Exercise aim
An exact copy of all the data is required, with pictures left out.

◇ ◇ ◇

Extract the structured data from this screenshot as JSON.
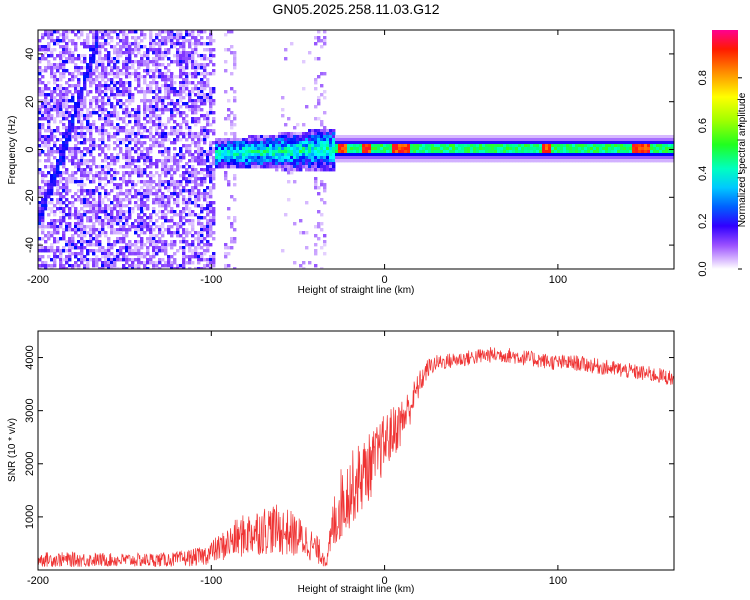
{
  "figure_title": "GN05.2025.258.11.03.G12",
  "chart_data": [
    {
      "type": "heatmap",
      "title": "GN05.2025.258.11.03.G12",
      "xlabel": "Height of straight line (km)",
      "ylabel": "Frequency (Hz)",
      "xlim": [
        -200,
        167
      ],
      "ylim": [
        -50,
        50
      ],
      "xticks": [
        -200,
        -100,
        0,
        100
      ],
      "yticks": [
        -40,
        -20,
        0,
        20,
        40
      ],
      "colorbar": {
        "label": "Normalized spectral amplitude",
        "range": [
          0.0,
          1.0
        ],
        "ticks": [
          0.0,
          0.2,
          0.4,
          0.6,
          0.8
        ],
        "tick_labels": [
          "0.0",
          "0.2",
          "0.4",
          "0.6",
          "0.8"
        ],
        "colormap": [
          "#ffffff",
          "#c8a0ff",
          "#7a2cff",
          "#0000ff",
          "#00a0ff",
          "#00ffff",
          "#00ff80",
          "#40ff00",
          "#c8ff00",
          "#ffff00",
          "#ffa000",
          "#ff2000",
          "#ff0080"
        ]
      },
      "features": [
        {
          "name": "noise-region",
          "x_range": [
            -200,
            -97
          ],
          "description_level": 0.25
        },
        {
          "name": "diagonal-streak",
          "points": [
            [
              -200,
              -30
            ],
            [
              -185,
              0
            ],
            [
              -165,
              48
            ]
          ],
          "level": 0.3
        },
        {
          "name": "transition-band",
          "x_range": [
            -100,
            -28
          ],
          "freq_range": [
            -10,
            8
          ],
          "level": 0.45
        },
        {
          "name": "carrier-line",
          "x_range": [
            -28,
            167
          ],
          "freq": 0,
          "level": 0.6
        },
        {
          "name": "hotspots",
          "x": [
            -25,
            -10,
            7,
            12,
            93,
            145,
            150
          ],
          "level": 0.95
        }
      ]
    },
    {
      "type": "line",
      "xlabel": "Height of straight line (km)",
      "ylabel": "SNR (10 * v/v)",
      "xlim": [
        -200,
        167
      ],
      "ylim": [
        0,
        4500
      ],
      "xticks": [
        -200,
        -100,
        0,
        100
      ],
      "yticks": [
        1000,
        2000,
        3000,
        4000
      ],
      "color": "#ef3333",
      "series": [
        {
          "name": "SNR",
          "x": [
            -200,
            -180,
            -160,
            -140,
            -120,
            -105,
            -95,
            -85,
            -75,
            -65,
            -55,
            -45,
            -38,
            -33,
            -30,
            -26,
            -20,
            -15,
            -10,
            -5,
            0,
            5,
            10,
            15,
            20,
            25,
            30,
            40,
            50,
            60,
            70,
            80,
            90,
            100,
            110,
            120,
            130,
            140,
            150,
            160,
            167
          ],
          "mean": [
            200,
            195,
            190,
            185,
            200,
            260,
            420,
            600,
            720,
            780,
            700,
            550,
            350,
            180,
            800,
            1200,
            1500,
            1700,
            1900,
            2100,
            2400,
            2600,
            2800,
            3100,
            3500,
            3800,
            3900,
            3950,
            4000,
            4050,
            4050,
            4000,
            3950,
            3900,
            3900,
            3850,
            3800,
            3750,
            3700,
            3650,
            3600
          ],
          "spread": [
            140,
            140,
            130,
            130,
            140,
            180,
            260,
            380,
            450,
            480,
            450,
            350,
            250,
            150,
            500,
            700,
            700,
            700,
            650,
            600,
            550,
            500,
            450,
            350,
            250,
            180,
            150,
            150,
            150,
            150,
            150,
            150,
            150,
            150,
            150,
            150,
            150,
            150,
            150,
            150,
            150
          ]
        }
      ]
    }
  ]
}
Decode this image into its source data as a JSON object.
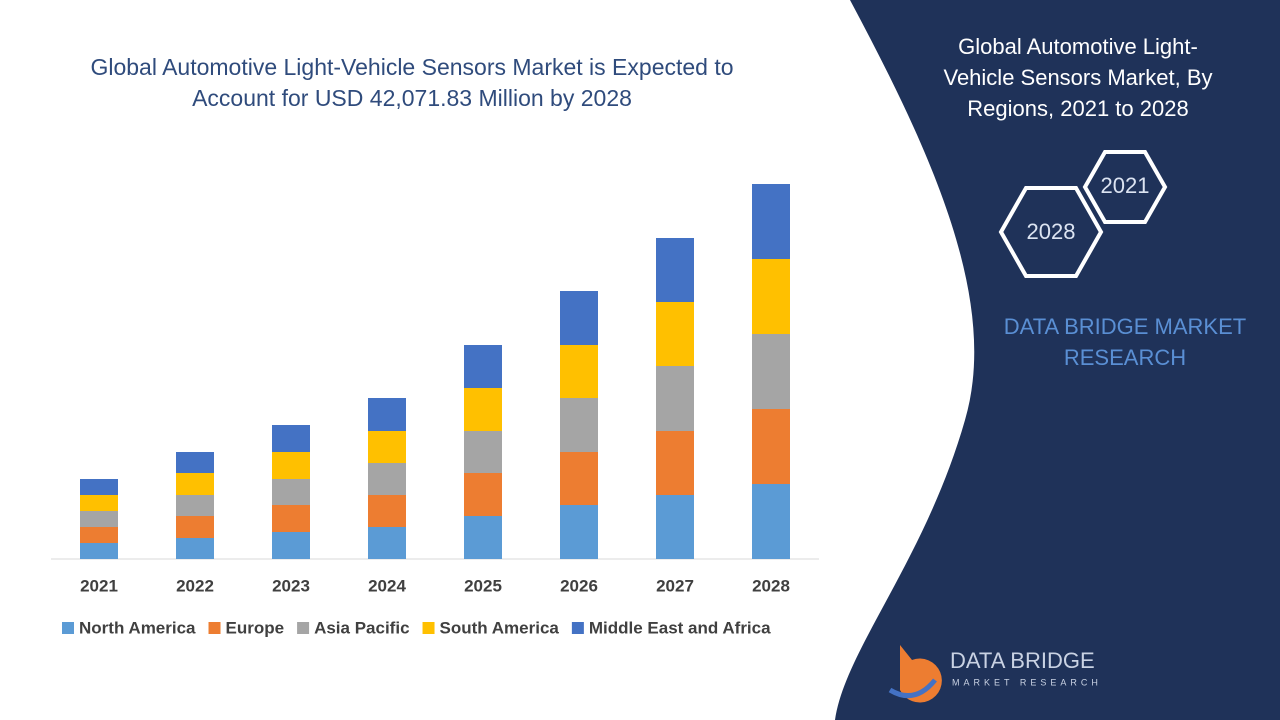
{
  "chart_data": {
    "type": "bar",
    "stacked": true,
    "title": "Global Automotive Light-Vehicle Sensors Market is Expected to Account for USD 42,071.83 Million by 2028",
    "categories": [
      "2021",
      "2022",
      "2023",
      "2024",
      "2025",
      "2026",
      "2027",
      "2028"
    ],
    "series": [
      {
        "name": "North America",
        "color": "#5b9bd5",
        "values": [
          16,
          21,
          27,
          32,
          43,
          54,
          64,
          75
        ]
      },
      {
        "name": "Europe",
        "color": "#ed7d31",
        "values": [
          16,
          22,
          27,
          32,
          43,
          53,
          64,
          75
        ]
      },
      {
        "name": "Asia Pacific",
        "color": "#a5a5a5",
        "values": [
          16,
          21,
          26,
          32,
          42,
          54,
          65,
          75
        ]
      },
      {
        "name": "South America",
        "color": "#ffc000",
        "values": [
          16,
          22,
          27,
          32,
          43,
          53,
          64,
          75
        ]
      },
      {
        "name": "Middle East and Africa",
        "color": "#4472c4",
        "values": [
          16,
          21,
          27,
          33,
          43,
          54,
          64,
          75
        ]
      }
    ],
    "ylim": [
      0,
      380
    ],
    "legend": "bottom"
  },
  "panel": {
    "title": "Global Automotive Light-Vehicle Sensors Market, By Regions, 2021 to 2028",
    "hexagons": [
      "2021",
      "2028"
    ],
    "brand": "DATA BRIDGE MARKET RESEARCH"
  },
  "logo": {
    "name": "DATA BRIDGE",
    "tagline": "MARKET RESEARCH"
  }
}
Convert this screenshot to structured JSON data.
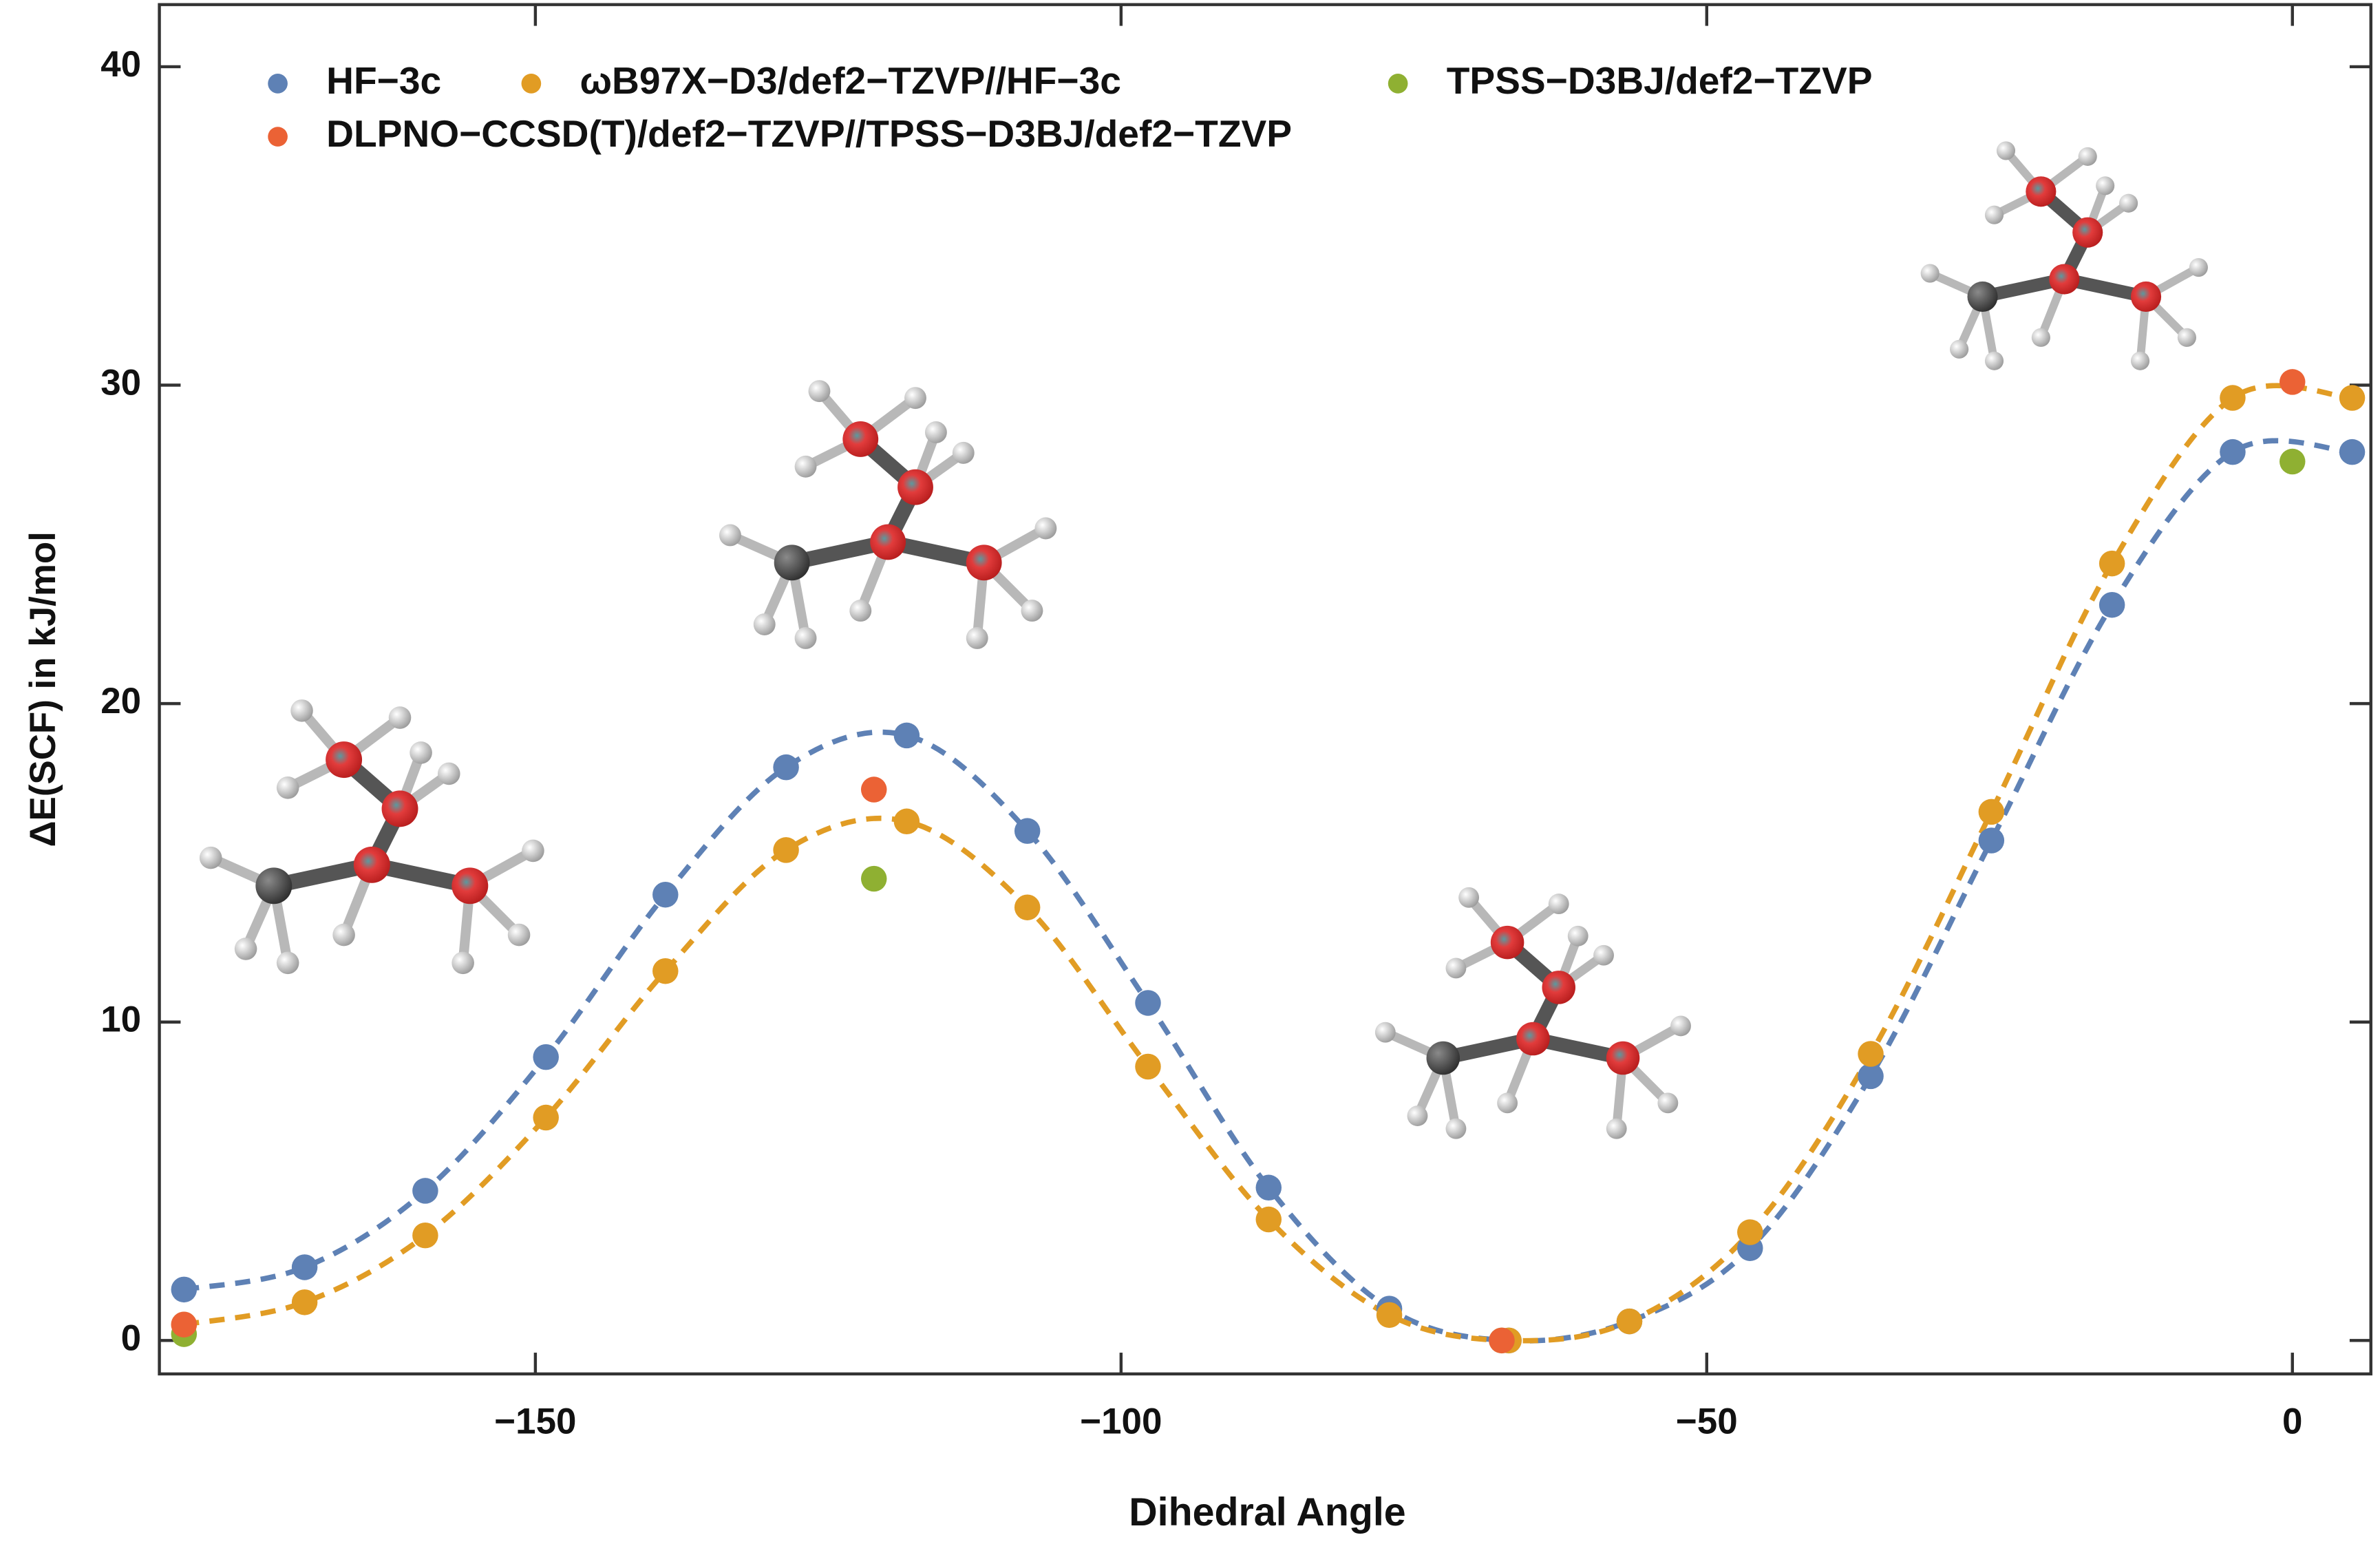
{
  "chart_data": {
    "type": "scatter",
    "x_label": "Dihedral Angle",
    "y_label": "ΔE(SCF) in kJ/mol",
    "xlim": [
      -182.1,
      6.7
    ],
    "ylim": [
      -1.05,
      41.95
    ],
    "xticks": [
      {
        "value": -150,
        "label": "−150"
      },
      {
        "value": -100,
        "label": "−100"
      },
      {
        "value": -50,
        "label": "−50"
      },
      0
    ],
    "yticks": [
      0,
      10,
      20,
      30,
      40
    ],
    "legend": "top-left",
    "series": [
      {
        "name": "HF−3c",
        "color": "#5e81b5",
        "line_style": "dashed",
        "x": [
          -180,
          -169.7,
          -159.4,
          -149.1,
          -138.9,
          -128.6,
          -118.3,
          -108.0,
          -97.7,
          -87.4,
          -77.1,
          -66.9,
          -56.6,
          -46.3,
          -36.0,
          -25.7,
          -15.4,
          -5.1,
          5.1
        ],
        "values": [
          1.6,
          2.3,
          4.7,
          8.9,
          14.0,
          18.0,
          19.0,
          16.0,
          10.6,
          4.8,
          1.0,
          0,
          0.6,
          2.9,
          8.3,
          15.7,
          23.1,
          27.9,
          27.9
        ]
      },
      {
        "name": "ωB97X−D3/def2−TZVP//HF−3c",
        "color": "#e19c24",
        "line_style": "dashed",
        "x": [
          -180,
          -169.7,
          -159.4,
          -149.1,
          -138.9,
          -128.6,
          -118.3,
          -108.0,
          -97.7,
          -87.4,
          -77.1,
          -66.9,
          -56.6,
          -46.3,
          -36.0,
          -25.7,
          -15.4,
          -5.1,
          5.1
        ],
        "values": [
          0.5,
          1.2,
          3.3,
          7.0,
          11.6,
          15.4,
          16.3,
          13.6,
          8.6,
          3.8,
          0.8,
          0,
          0.6,
          3.4,
          9.0,
          16.6,
          24.4,
          29.6,
          29.6
        ]
      },
      {
        "name": "TPSS−D3BJ/def2−TZVP",
        "color": "#8fb032",
        "x": [
          -180,
          -121.1,
          -67.5,
          0
        ],
        "values": [
          0.2,
          14.5,
          0,
          27.6
        ]
      },
      {
        "name": "DLPNO−CCSD(T)/def2−TZVP//TPSS−D3BJ/def2−TZVP",
        "color": "#eb6235",
        "x": [
          -180,
          -121.1,
          -67.5,
          0
        ],
        "values": [
          0.5,
          17.3,
          0,
          30.1
        ]
      }
    ]
  }
}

◇ ◇ ◇

The answer
Extract the structured data from this screenshot as JSON.
{
  "figure_title": "GN05.2025.258.11.03.G12",
  "chart_data": [
    {
      "type": "heatmap",
      "title": "GN05.2025.258.11.03.G12",
      "xlabel": "Height of straight line (km)",
      "ylabel": "Frequency (Hz)",
      "xlim": [
        -200,
        167
      ],
      "ylim": [
        -50,
        50
      ],
      "xticks": [
        -200,
        -100,
        0,
        100
      ],
      "yticks": [
        -40,
        -20,
        0,
        20,
        40
      ],
      "colorbar": {
        "label": "Normalized spectral amplitude",
        "range": [
          0.0,
          1.0
        ],
        "ticks": [
          0.0,
          0.2,
          0.4,
          0.6,
          0.8
        ],
        "tick_labels": [
          "0.0",
          "0.2",
          "0.4",
          "0.6",
          "0.8"
        ],
        "colormap": [
          "#ffffff",
          "#c8a0ff",
          "#7a2cff",
          "#0000ff",
          "#00a0ff",
          "#00ffff",
          "#00ff80",
          "#40ff00",
          "#c8ff00",
          "#ffff00",
          "#ffa000",
          "#ff2000",
          "#ff0080"
        ]
      },
      "features": [
        {
          "name": "noise-region",
          "x_range": [
            -200,
            -97
          ],
          "description_level": 0.25
        },
        {
          "name": "diagonal-streak",
          "points": [
            [
              -200,
              -30
            ],
            [
              -185,
              0
            ],
            [
              -165,
              48
            ]
          ],
          "level": 0.3
        },
        {
          "name": "transition-band",
          "x_range": [
            -100,
            -28
          ],
          "freq_range": [
            -10,
            8
          ],
          "level": 0.45
        },
        {
          "name": "carrier-line",
          "x_range": [
            -28,
            167
          ],
          "freq": 0,
          "level": 0.6
        },
        {
          "name": "hotspots",
          "x": [
            -25,
            -10,
            7,
            12,
            93,
            145,
            150
          ],
          "level": 0.95
        }
      ]
    },
    {
      "type": "line",
      "xlabel": "Height of straight line (km)",
      "ylabel": "SNR (10 * v/v)",
      "xlim": [
        -200,
        167
      ],
      "ylim": [
        0,
        4500
      ],
      "xticks": [
        -200,
        -100,
        0,
        100
      ],
      "yticks": [
        1000,
        2000,
        3000,
        4000
      ],
      "color": "#ef3333",
      "series": [
        {
          "name": "SNR",
          "x": [
            -200,
            -180,
            -160,
            -140,
            -120,
            -105,
            -95,
            -85,
            -75,
            -65,
            -55,
            -45,
            -38,
            -33,
            -30,
            -26,
            -20,
            -15,
            -10,
            -5,
            0,
            5,
            10,
            15,
            20,
            25,
            30,
            40,
            50,
            60,
            70,
            80,
            90,
            100,
            110,
            120,
            130,
            140,
            150,
            160,
            167
          ],
          "mean": [
            200,
            195,
            190,
            185,
            200,
            260,
            420,
            600,
            720,
            780,
            700,
            550,
            350,
            180,
            800,
            1200,
            1500,
            1700,
            1900,
            2100,
            2400,
            2600,
            2800,
            3100,
            3500,
            3800,
            3900,
            3950,
            4000,
            4050,
            4050,
            4000,
            3950,
            3900,
            3900,
            3850,
            3800,
            3750,
            3700,
            3650,
            3600
          ],
          "spread": [
            140,
            140,
            130,
            130,
            140,
            180,
            260,
            380,
            450,
            480,
            450,
            350,
            250,
            150,
            500,
            700,
            700,
            700,
            650,
            600,
            550,
            500,
            450,
            350,
            250,
            180,
            150,
            150,
            150,
            150,
            150,
            150,
            150,
            150,
            150,
            150,
            150,
            150,
            150,
            150,
            150
          ]
        }
      ]
    }
  ]
}
Decode this image into its source data as a JSON object.
{
  "chart_data": {
    "type": "bar",
    "stacked": true,
    "title": "Global Automotive Light-Vehicle Sensors Market is Expected to Account for USD 42,071.83 Million by 2028",
    "categories": [
      "2021",
      "2022",
      "2023",
      "2024",
      "2025",
      "2026",
      "2027",
      "2028"
    ],
    "series": [
      {
        "name": "North America",
        "color": "#5b9bd5",
        "values": [
          16,
          21,
          27,
          32,
          43,
          54,
          64,
          75
        ]
      },
      {
        "name": "Europe",
        "color": "#ed7d31",
        "values": [
          16,
          22,
          27,
          32,
          43,
          53,
          64,
          75
        ]
      },
      {
        "name": "Asia Pacific",
        "color": "#a5a5a5",
        "values": [
          16,
          21,
          26,
          32,
          42,
          54,
          65,
          75
        ]
      },
      {
        "name": "South America",
        "color": "#ffc000",
        "values": [
          16,
          22,
          27,
          32,
          43,
          53,
          64,
          75
        ]
      },
      {
        "name": "Middle East and Africa",
        "color": "#4472c4",
        "values": [
          16,
          21,
          27,
          33,
          43,
          54,
          64,
          75
        ]
      }
    ],
    "ylim": [
      0,
      380
    ],
    "legend": "bottom"
  },
  "panel": {
    "title": "Global Automotive Light-Vehicle Sensors Market, By Regions, 2021 to 2028",
    "hexagons": [
      "2021",
      "2028"
    ],
    "brand": "DATA BRIDGE MARKET RESEARCH"
  },
  "logo": {
    "name": "DATA BRIDGE",
    "tagline": "MARKET RESEARCH"
  }
}
Convert this screenshot to structured JSON data.
{
  "chart_data": {
    "type": "scatter",
    "x_label": "Dihedral Angle",
    "y_label": "ΔE(SCF) in kJ/mol",
    "xlim": [
      -182.1,
      6.7
    ],
    "ylim": [
      -1.05,
      41.95
    ],
    "xticks": [
      {
        "value": -150,
        "label": "−150"
      },
      {
        "value": -100,
        "label": "−100"
      },
      {
        "value": -50,
        "label": "−50"
      },
      0
    ],
    "yticks": [
      0,
      10,
      20,
      30,
      40
    ],
    "legend": "top-left",
    "series": [
      {
        "name": "HF−3c",
        "color": "#5e81b5",
        "line_style": "dashed",
        "x": [
          -180,
          -169.7,
          -159.4,
          -149.1,
          -138.9,
          -128.6,
          -118.3,
          -108.0,
          -97.7,
          -87.4,
          -77.1,
          -66.9,
          -56.6,
          -46.3,
          -36.0,
          -25.7,
          -15.4,
          -5.1,
          5.1
        ],
        "values": [
          1.6,
          2.3,
          4.7,
          8.9,
          14.0,
          18.0,
          19.0,
          16.0,
          10.6,
          4.8,
          1.0,
          0,
          0.6,
          2.9,
          8.3,
          15.7,
          23.1,
          27.9,
          27.9
        ]
      },
      {
        "name": "ωB97X−D3/def2−TZVP//HF−3c",
        "color": "#e19c24",
        "line_style": "dashed",
        "x": [
          -180,
          -169.7,
          -159.4,
          -149.1,
          -138.9,
          -128.6,
          -118.3,
          -108.0,
          -97.7,
          -87.4,
          -77.1,
          -66.9,
          -56.6,
          -46.3,
          -36.0,
          -25.7,
          -15.4,
          -5.1,
          5.1
        ],
        "values": [
          0.5,
          1.2,
          3.3,
          7.0,
          11.6,
          15.4,
          16.3,
          13.6,
          8.6,
          3.8,
          0.8,
          0,
          0.6,
          3.4,
          9.0,
          16.6,
          24.4,
          29.6,
          29.6
        ]
      },
      {
        "name": "TPSS−D3BJ/def2−TZVP",
        "color": "#8fb032",
        "x": [
          -180,
          -121.1,
          -67.5,
          0
        ],
        "values": [
          0.2,
          14.5,
          0,
          27.6
        ]
      },
      {
        "name": "DLPNO−CCSD(T)/def2−TZVP//TPSS−D3BJ/def2−TZVP",
        "color": "#eb6235",
        "x": [
          -180,
          -121.1,
          -67.5,
          0
        ],
        "values": [
          0.5,
          17.3,
          0,
          30.1
        ]
      }
    ]
  }
}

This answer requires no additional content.